Exercise prompt:
Copy each line of the entries that contains the word "Imagem".

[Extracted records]

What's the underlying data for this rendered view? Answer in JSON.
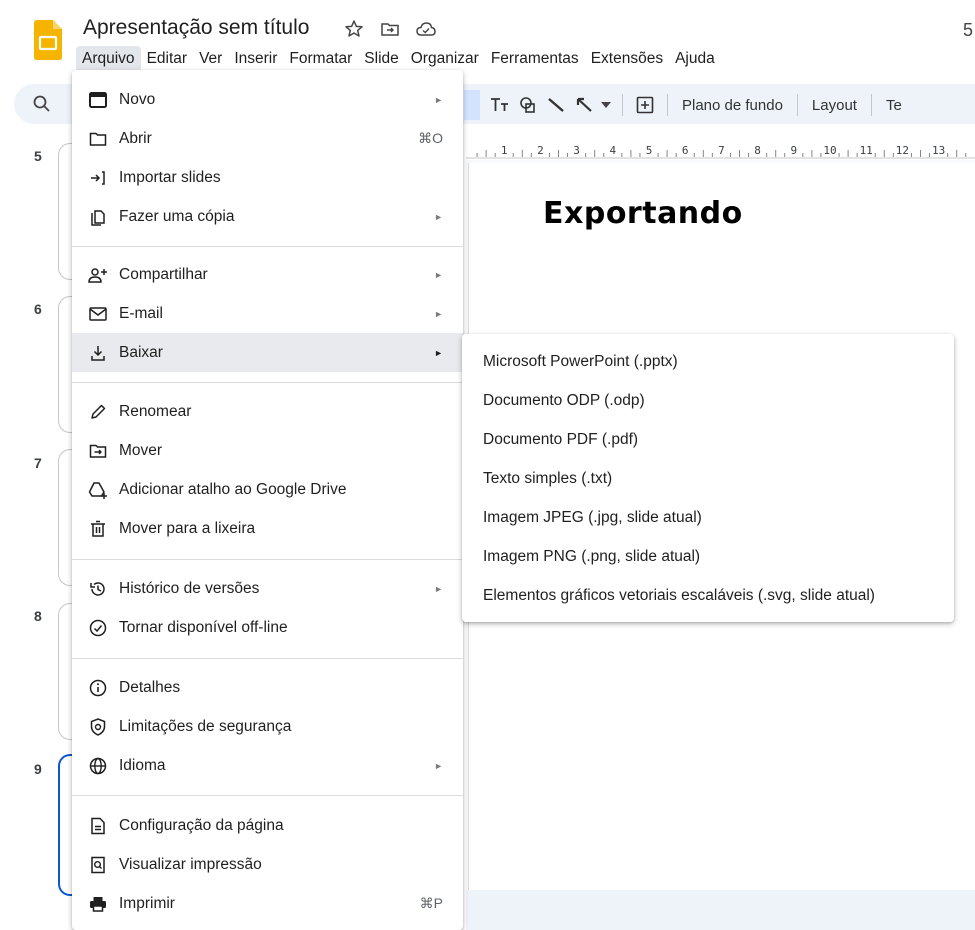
{
  "app": {
    "title": "Apresentação sem título",
    "corner_text": "5",
    "brand_color": "#f4b400",
    "title_icons": [
      "star-icon",
      "move-to-folder-icon",
      "cloud-status-icon"
    ]
  },
  "menubar": [
    {
      "label": "Arquivo",
      "active": true
    },
    {
      "label": "Editar"
    },
    {
      "label": "Ver"
    },
    {
      "label": "Inserir"
    },
    {
      "label": "Formatar"
    },
    {
      "label": "Slide"
    },
    {
      "label": "Organizar"
    },
    {
      "label": "Ferramentas"
    },
    {
      "label": "Extensões"
    },
    {
      "label": "Ajuda"
    }
  ],
  "toolbar": {
    "background": "Plano de fundo",
    "layout": "Layout",
    "truncated": "Te",
    "icons": [
      "text-box-icon",
      "shapes-icon",
      "line-icon",
      "arrow-icon",
      "dropdown-icon",
      "new-comment-icon"
    ]
  },
  "ruler": {
    "numbers": [
      "1",
      "2",
      "3",
      "4",
      "5",
      "6",
      "7",
      "8",
      "9",
      "10",
      "11",
      "12",
      "13"
    ]
  },
  "slides_panel": {
    "numbers": [
      "5",
      "6",
      "7",
      "8",
      "9"
    ],
    "selected": "9"
  },
  "slide": {
    "heading": "Exportando"
  },
  "file_menu": {
    "items": [
      {
        "label": "Novo",
        "icon": "new-slides-icon",
        "submenu": true
      },
      {
        "label": "Abrir",
        "icon": "folder-open-icon",
        "shortcut": "⌘O"
      },
      {
        "label": "Importar slides",
        "icon": "import-icon"
      },
      {
        "label": "Fazer uma cópia",
        "icon": "copy-icon",
        "submenu": true
      },
      {
        "label": "Compartilhar",
        "icon": "share-person-icon",
        "submenu": true
      },
      {
        "label": "E-mail",
        "icon": "email-icon",
        "submenu": true
      },
      {
        "label": "Baixar",
        "icon": "download-icon",
        "submenu": true,
        "highlighted": true
      },
      {
        "label": "Renomear",
        "icon": "pencil-icon"
      },
      {
        "label": "Mover",
        "icon": "move-folder-icon"
      },
      {
        "label": "Adicionar atalho ao Google Drive",
        "icon": "drive-shortcut-icon"
      },
      {
        "label": "Mover para a lixeira",
        "icon": "trash-icon"
      },
      {
        "label": "Histórico de versões",
        "icon": "history-icon",
        "submenu": true
      },
      {
        "label": "Tornar disponível off-line",
        "icon": "offline-icon"
      },
      {
        "label": "Detalhes",
        "icon": "info-icon"
      },
      {
        "label": "Limitações de segurança",
        "icon": "security-shield-icon"
      },
      {
        "label": "Idioma",
        "icon": "globe-icon",
        "submenu": true
      },
      {
        "label": "Configuração da página",
        "icon": "page-setup-icon"
      },
      {
        "label": "Visualizar impressão",
        "icon": "print-preview-icon"
      },
      {
        "label": "Imprimir",
        "icon": "printer-icon",
        "shortcut": "⌘P"
      }
    ]
  },
  "download_submenu": {
    "items": [
      "Microsoft PowerPoint (.pptx)",
      "Documento ODP (.odp)",
      "Documento PDF (.pdf)",
      "Texto simples (.txt)",
      "Imagem JPEG (.jpg, slide atual)",
      "Imagem PNG (.png, slide atual)",
      "Elementos gráficos vetoriais escaláveis (.svg, slide atual)"
    ]
  }
}
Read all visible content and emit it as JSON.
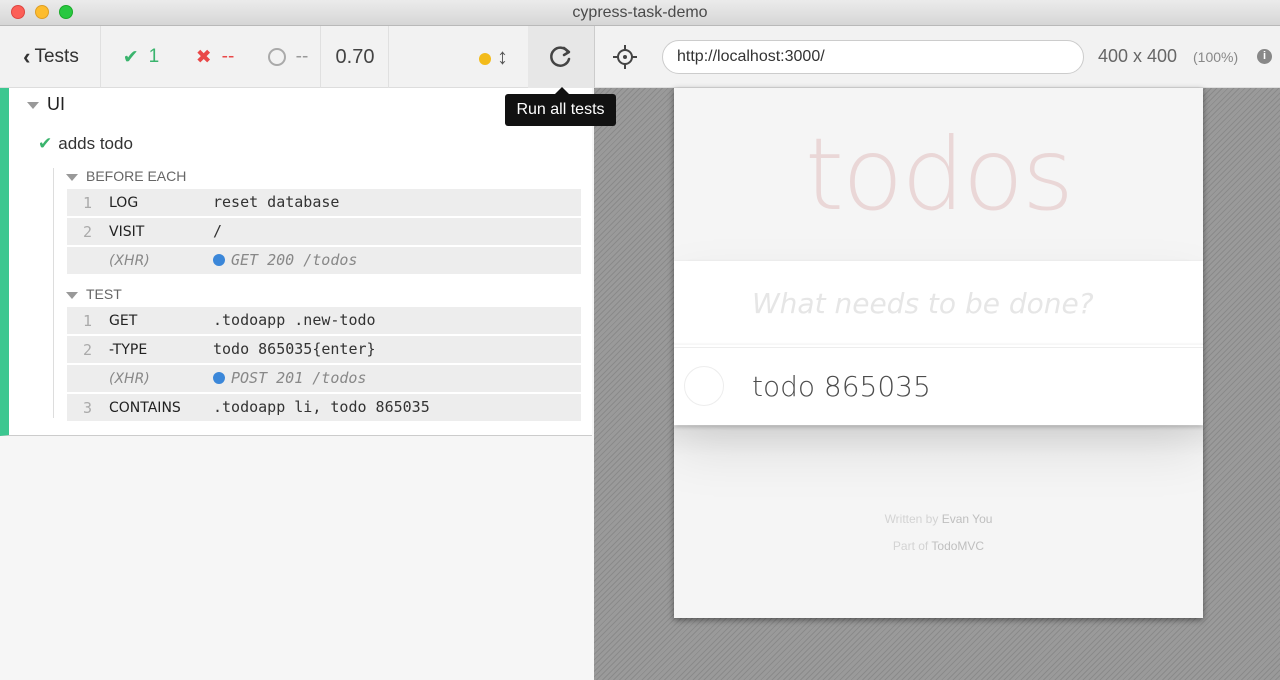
{
  "window": {
    "title": "cypress-task-demo"
  },
  "reporter": {
    "back_label": "Tests",
    "stats": {
      "passed": "1",
      "failed": "--",
      "pending": "--",
      "duration": "0.70"
    },
    "run_all_tooltip": "Run all tests",
    "suite": {
      "title": "UI",
      "test": {
        "title": "adds todo",
        "hooks": [
          {
            "name": "BEFORE EACH",
            "commands": [
              {
                "num": "1",
                "name": "LOG",
                "message": "reset database",
                "xhr": false
              },
              {
                "num": "2",
                "name": "VISIT",
                "message": "/",
                "xhr": false
              },
              {
                "num": "",
                "name": "(XHR)",
                "message": "GET 200 /todos",
                "xhr": true
              }
            ]
          },
          {
            "name": "TEST",
            "commands": [
              {
                "num": "1",
                "name": "GET",
                "message": ".todoapp .new-todo",
                "xhr": false
              },
              {
                "num": "2",
                "name": "-TYPE",
                "message": "todo 865035{enter}",
                "xhr": false
              },
              {
                "num": "",
                "name": "(XHR)",
                "message": "POST 201 /todos",
                "xhr": true
              },
              {
                "num": "3",
                "name": "CONTAINS",
                "message": ".todoapp li, todo 865035",
                "xhr": false
              }
            ]
          }
        ]
      }
    }
  },
  "aut": {
    "url": "http://localhost:3000/",
    "viewport": "400 x 400",
    "scale": "(100%)",
    "app": {
      "title": "todos",
      "new_todo_placeholder": "What needs to be done?",
      "todos": [
        "todo 865035"
      ],
      "footer": {
        "written_by_prefix": "Written by",
        "author": "Evan You",
        "part_of_prefix": "Part of",
        "project": "TodoMVC"
      }
    }
  },
  "colors": {
    "passed": "#3ab46d",
    "failed": "#e94848",
    "runnable_border": "#3cc790",
    "pending_dot": "#f3bb1a",
    "xhr_dot": "#3b87d9"
  }
}
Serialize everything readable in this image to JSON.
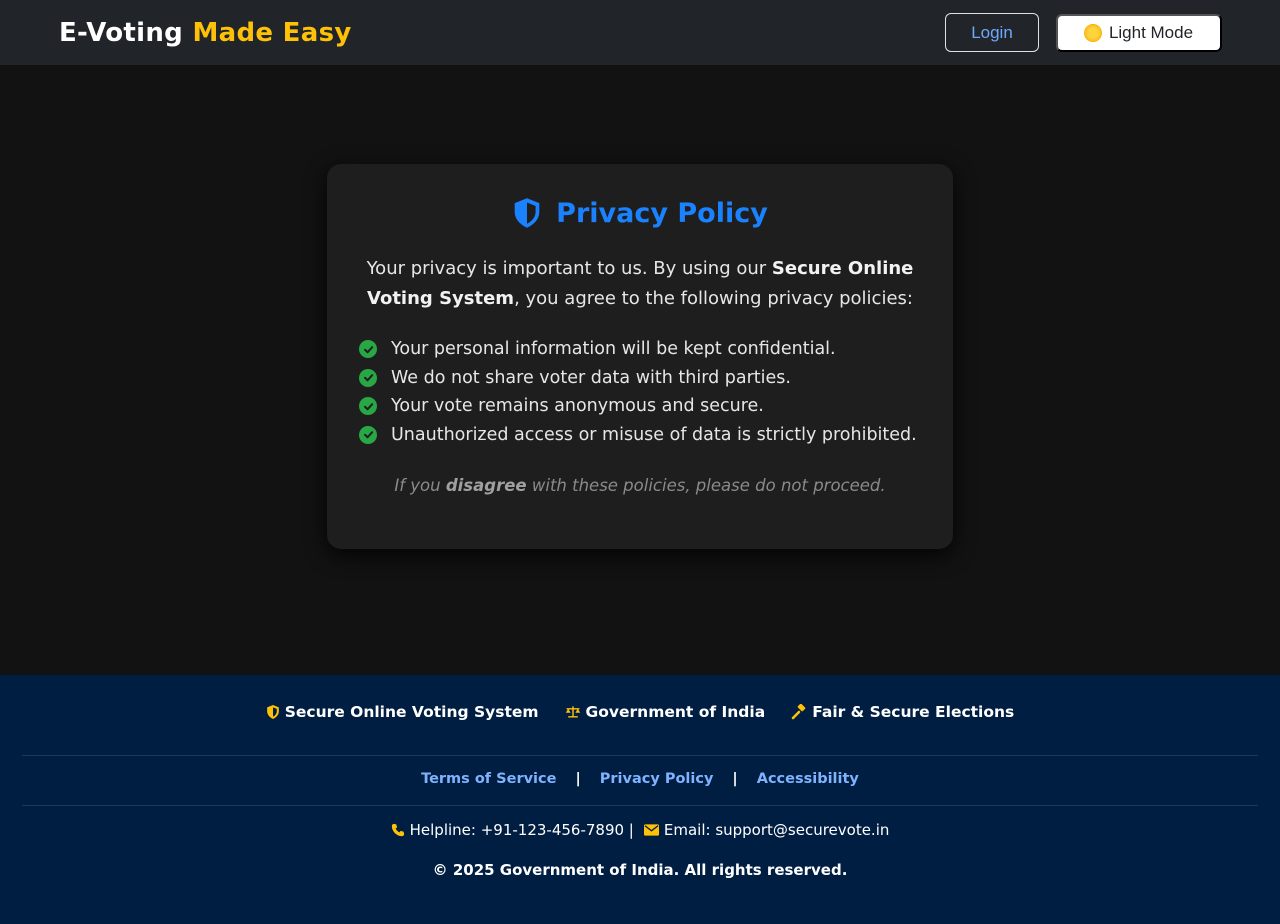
{
  "navbar": {
    "brand_primary": "E-Voting",
    "brand_accent": "Made Easy",
    "login_label": "Login",
    "theme_label": "Light Mode",
    "theme_icon": "sun-icon"
  },
  "card": {
    "title": "Privacy Policy",
    "title_icon": "shield-icon",
    "intro_prefix": "Your privacy is important to us. By using our",
    "intro_bold": "Secure Online Voting System",
    "intro_suffix": ", you agree to the following privacy policies:",
    "items": [
      {
        "text": "Your personal information will be kept confidential.",
        "icon": "check-circle-icon"
      },
      {
        "text": "We do not share voter data with third parties.",
        "icon": "check-circle-icon"
      },
      {
        "text": "Your vote remains anonymous and secure.",
        "icon": "check-circle-icon"
      },
      {
        "text": "Unauthorized access or misuse of data is strictly prohibited.",
        "icon": "check-circle-icon"
      }
    ],
    "disagree_prefix": "If you",
    "disagree_bold": "disagree",
    "disagree_suffix": "with these policies, please do not proceed."
  },
  "footer": {
    "badges": [
      {
        "label": "Secure Online Voting System",
        "icon": "shield-icon"
      },
      {
        "label": "Government of India",
        "icon": "scale-icon"
      },
      {
        "label": "Fair & Secure Elections",
        "icon": "gavel-icon"
      }
    ],
    "links": [
      "Terms of Service",
      "Privacy Policy",
      "Accessibility"
    ],
    "separator": "|",
    "helpline": "Helpline: +91-123-456-7890 |",
    "email": "Email: support@securevote.in",
    "copyright": "© 2025 Government of India. All rights reserved."
  },
  "colors": {
    "accent_yellow": "#ffc107",
    "title_blue": "#1a82ff",
    "check_green": "#28a745",
    "footer_bg": "#001e42",
    "link_blue": "#7fb2ff"
  }
}
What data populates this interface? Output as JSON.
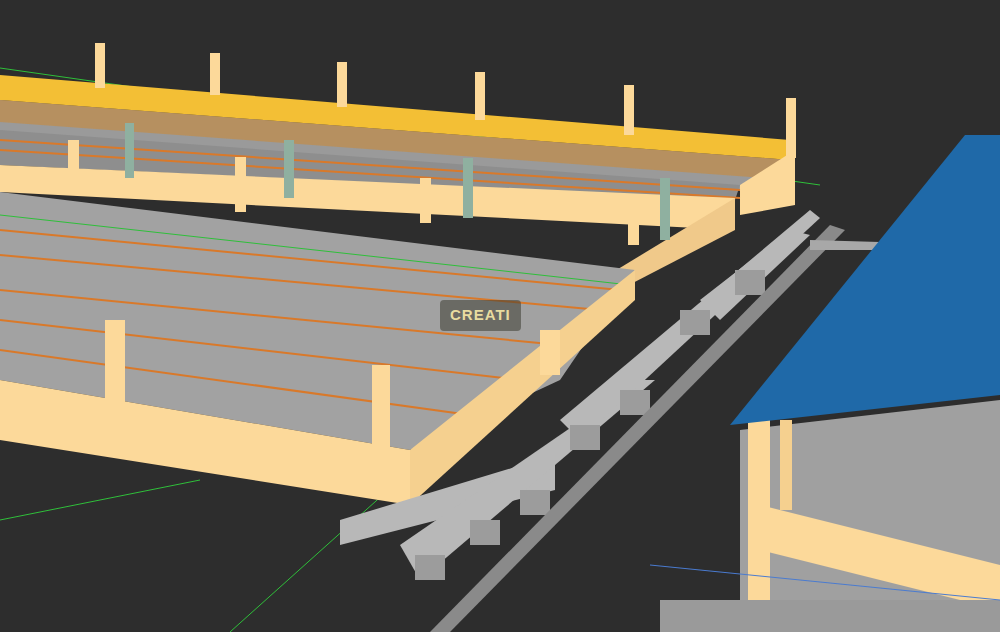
{
  "watermark": {
    "text": "CREATI"
  }
}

Solution below:
      "Imagem JPEG (.jpg, slide atual)",
      "Imagem PNG (.png, slide atual)",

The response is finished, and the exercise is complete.